Saved entries
· · · · · · ·
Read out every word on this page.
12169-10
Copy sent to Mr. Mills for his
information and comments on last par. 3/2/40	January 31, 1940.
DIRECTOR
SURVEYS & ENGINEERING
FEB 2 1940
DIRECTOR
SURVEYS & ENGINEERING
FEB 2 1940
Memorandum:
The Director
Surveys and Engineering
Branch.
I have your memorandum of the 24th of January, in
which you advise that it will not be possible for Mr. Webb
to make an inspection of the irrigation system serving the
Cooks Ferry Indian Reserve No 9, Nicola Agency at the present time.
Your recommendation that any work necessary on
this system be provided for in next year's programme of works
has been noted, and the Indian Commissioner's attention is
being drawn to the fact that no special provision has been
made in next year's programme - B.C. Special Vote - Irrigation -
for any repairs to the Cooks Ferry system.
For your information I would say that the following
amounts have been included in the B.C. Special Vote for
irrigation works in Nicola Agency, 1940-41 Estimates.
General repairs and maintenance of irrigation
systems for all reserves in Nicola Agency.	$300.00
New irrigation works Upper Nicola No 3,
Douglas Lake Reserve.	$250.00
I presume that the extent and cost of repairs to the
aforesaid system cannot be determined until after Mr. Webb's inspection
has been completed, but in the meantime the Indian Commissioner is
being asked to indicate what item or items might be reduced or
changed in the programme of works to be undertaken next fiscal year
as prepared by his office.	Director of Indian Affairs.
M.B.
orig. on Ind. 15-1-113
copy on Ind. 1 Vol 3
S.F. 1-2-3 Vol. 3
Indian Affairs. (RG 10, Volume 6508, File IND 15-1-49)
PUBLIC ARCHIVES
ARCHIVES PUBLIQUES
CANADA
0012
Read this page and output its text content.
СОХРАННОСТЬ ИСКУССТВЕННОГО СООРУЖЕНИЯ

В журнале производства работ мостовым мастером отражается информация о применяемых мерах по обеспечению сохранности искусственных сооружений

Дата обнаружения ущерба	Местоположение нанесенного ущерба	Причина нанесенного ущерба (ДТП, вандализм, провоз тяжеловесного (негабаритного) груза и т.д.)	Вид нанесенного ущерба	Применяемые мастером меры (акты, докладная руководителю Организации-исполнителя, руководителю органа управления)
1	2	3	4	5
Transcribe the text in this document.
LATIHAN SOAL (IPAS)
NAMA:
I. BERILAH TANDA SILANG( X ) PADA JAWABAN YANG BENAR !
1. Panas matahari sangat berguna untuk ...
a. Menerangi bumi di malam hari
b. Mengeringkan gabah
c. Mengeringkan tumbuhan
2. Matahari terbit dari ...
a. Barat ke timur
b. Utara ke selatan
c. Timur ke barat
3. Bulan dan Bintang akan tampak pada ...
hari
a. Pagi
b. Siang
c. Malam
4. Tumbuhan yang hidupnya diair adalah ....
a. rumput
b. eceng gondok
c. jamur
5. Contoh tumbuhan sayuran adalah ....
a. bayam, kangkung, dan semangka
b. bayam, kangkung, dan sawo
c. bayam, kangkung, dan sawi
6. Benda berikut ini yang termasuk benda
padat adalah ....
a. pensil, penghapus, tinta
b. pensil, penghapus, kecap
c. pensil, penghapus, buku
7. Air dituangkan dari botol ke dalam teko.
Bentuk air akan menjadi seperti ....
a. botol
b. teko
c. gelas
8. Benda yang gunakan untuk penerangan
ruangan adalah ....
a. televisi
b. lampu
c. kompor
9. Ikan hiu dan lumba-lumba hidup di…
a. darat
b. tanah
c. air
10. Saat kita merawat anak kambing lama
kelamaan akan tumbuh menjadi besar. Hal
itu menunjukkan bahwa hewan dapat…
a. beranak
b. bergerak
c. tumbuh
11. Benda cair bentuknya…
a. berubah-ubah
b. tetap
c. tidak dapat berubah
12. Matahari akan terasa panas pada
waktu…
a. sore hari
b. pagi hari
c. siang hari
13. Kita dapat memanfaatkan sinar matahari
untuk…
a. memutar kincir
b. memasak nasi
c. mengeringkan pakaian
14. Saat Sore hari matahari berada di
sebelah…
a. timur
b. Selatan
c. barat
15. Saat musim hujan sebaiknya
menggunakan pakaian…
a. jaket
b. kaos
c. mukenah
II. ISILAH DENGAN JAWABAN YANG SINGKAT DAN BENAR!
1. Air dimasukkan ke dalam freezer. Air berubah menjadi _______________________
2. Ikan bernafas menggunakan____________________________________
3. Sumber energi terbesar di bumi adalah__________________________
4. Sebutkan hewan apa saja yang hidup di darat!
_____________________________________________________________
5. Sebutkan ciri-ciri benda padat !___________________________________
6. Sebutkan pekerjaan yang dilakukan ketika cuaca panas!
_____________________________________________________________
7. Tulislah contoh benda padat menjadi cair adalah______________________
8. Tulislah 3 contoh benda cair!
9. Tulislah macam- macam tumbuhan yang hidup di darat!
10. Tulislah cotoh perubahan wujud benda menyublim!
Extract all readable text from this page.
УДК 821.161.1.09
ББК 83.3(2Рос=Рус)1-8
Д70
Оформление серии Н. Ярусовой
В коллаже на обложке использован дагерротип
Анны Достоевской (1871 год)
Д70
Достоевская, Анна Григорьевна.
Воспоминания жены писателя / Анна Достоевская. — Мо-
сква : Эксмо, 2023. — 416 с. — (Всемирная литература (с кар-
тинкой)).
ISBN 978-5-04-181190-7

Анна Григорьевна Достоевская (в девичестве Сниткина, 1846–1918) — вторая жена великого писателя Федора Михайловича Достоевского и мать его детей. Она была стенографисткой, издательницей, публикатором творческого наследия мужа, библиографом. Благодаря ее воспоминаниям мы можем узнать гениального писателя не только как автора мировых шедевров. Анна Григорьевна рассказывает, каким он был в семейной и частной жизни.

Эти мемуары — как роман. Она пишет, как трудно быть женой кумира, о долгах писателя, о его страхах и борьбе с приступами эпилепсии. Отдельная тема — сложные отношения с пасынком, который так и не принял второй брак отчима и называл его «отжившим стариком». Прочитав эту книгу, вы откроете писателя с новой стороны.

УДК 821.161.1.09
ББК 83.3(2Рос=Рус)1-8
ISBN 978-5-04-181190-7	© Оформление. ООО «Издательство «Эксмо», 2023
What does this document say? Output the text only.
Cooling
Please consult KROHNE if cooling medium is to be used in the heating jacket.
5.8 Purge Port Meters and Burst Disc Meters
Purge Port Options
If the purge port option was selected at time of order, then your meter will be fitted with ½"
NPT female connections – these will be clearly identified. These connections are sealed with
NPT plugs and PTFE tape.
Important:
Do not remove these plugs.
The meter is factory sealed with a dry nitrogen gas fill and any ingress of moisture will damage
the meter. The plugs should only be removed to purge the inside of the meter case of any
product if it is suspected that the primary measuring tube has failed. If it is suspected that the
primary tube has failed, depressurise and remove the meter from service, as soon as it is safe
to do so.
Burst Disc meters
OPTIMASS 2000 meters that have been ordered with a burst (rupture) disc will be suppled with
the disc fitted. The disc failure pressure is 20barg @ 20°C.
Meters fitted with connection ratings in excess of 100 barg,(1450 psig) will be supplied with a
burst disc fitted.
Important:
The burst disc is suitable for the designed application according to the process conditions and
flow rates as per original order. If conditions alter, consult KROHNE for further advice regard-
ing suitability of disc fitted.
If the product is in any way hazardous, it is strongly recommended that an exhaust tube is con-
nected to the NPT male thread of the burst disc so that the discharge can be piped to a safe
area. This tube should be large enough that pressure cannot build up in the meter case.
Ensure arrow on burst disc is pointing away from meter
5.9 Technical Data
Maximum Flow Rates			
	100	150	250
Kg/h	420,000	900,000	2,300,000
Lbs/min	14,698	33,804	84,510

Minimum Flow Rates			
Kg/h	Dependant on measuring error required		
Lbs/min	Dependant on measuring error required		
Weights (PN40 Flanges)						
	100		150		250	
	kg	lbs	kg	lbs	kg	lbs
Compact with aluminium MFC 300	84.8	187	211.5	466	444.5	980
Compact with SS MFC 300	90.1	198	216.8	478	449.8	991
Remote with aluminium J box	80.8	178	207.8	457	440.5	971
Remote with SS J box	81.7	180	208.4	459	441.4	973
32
· · · · · · ·
Problem to solve:
Which lines include the word "JAWABAN"? List them all.

Expected output:
I. BERILAH TANDA SILANG( X ) PADA JAWABAN YANG BENAR !
II. ISILAH DENGAN JAWABAN YANG SINGKAT DAN BENAR!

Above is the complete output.